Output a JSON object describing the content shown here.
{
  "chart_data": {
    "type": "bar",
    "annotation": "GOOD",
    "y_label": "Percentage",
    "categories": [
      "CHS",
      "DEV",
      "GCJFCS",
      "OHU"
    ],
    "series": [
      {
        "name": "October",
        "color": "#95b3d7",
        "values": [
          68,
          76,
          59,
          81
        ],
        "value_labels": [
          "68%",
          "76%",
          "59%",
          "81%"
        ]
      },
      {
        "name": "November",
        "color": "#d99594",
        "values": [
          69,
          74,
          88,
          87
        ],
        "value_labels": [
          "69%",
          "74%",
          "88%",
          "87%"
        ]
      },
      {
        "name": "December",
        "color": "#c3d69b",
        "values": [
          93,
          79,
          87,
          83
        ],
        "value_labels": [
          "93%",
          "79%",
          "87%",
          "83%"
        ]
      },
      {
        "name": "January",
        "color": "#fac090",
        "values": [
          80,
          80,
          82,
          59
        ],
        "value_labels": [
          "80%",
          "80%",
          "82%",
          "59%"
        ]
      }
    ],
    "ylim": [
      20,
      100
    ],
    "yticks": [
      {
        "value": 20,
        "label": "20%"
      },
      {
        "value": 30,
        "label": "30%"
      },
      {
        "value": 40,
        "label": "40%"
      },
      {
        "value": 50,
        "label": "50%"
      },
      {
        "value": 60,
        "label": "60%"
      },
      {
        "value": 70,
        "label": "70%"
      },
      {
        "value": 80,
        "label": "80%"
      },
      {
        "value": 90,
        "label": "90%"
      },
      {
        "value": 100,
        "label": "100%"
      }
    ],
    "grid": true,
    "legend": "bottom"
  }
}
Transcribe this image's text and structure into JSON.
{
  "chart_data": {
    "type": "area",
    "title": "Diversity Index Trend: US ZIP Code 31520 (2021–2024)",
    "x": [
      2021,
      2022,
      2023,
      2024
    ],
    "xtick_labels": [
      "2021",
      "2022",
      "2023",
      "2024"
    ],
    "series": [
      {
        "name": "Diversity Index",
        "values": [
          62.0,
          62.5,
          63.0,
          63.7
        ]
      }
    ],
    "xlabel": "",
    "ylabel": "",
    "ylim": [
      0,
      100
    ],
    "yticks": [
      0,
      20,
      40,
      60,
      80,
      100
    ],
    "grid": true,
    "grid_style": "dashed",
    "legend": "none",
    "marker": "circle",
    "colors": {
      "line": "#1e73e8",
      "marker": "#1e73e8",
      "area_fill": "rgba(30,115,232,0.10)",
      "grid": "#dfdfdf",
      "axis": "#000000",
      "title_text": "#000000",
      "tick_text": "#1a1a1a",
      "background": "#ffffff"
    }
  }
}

- - -

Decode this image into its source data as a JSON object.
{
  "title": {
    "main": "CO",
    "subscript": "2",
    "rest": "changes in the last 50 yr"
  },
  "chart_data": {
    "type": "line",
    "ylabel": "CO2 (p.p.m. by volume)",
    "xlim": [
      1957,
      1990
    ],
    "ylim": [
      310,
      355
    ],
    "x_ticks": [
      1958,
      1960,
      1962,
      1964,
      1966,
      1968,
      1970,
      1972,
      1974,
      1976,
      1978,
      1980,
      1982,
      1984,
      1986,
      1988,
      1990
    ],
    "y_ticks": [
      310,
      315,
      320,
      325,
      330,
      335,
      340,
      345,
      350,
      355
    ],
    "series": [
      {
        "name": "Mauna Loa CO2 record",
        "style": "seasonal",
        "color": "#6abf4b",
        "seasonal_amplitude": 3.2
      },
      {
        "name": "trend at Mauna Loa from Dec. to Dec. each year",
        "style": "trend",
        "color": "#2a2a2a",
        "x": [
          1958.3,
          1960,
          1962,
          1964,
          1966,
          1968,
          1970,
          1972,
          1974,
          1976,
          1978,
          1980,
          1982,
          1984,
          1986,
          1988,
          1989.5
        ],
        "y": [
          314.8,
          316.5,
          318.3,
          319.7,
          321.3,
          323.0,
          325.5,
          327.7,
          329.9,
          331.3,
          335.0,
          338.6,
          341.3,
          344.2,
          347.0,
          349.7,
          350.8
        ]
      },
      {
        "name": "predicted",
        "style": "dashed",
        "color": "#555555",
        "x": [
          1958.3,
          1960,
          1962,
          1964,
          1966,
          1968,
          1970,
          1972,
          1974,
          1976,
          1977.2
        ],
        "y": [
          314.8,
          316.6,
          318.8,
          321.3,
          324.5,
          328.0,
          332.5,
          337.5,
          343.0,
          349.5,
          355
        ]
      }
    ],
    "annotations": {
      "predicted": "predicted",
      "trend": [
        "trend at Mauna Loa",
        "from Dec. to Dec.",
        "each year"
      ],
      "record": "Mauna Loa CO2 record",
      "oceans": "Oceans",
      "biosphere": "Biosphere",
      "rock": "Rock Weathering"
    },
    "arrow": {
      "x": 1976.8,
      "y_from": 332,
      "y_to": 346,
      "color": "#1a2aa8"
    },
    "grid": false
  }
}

- - -

Gather up every line from the listing above in which the word "record" occurs.

        "name": "Mauna Loa CO2 record",
      "record": "Mauna Loa CO2 record",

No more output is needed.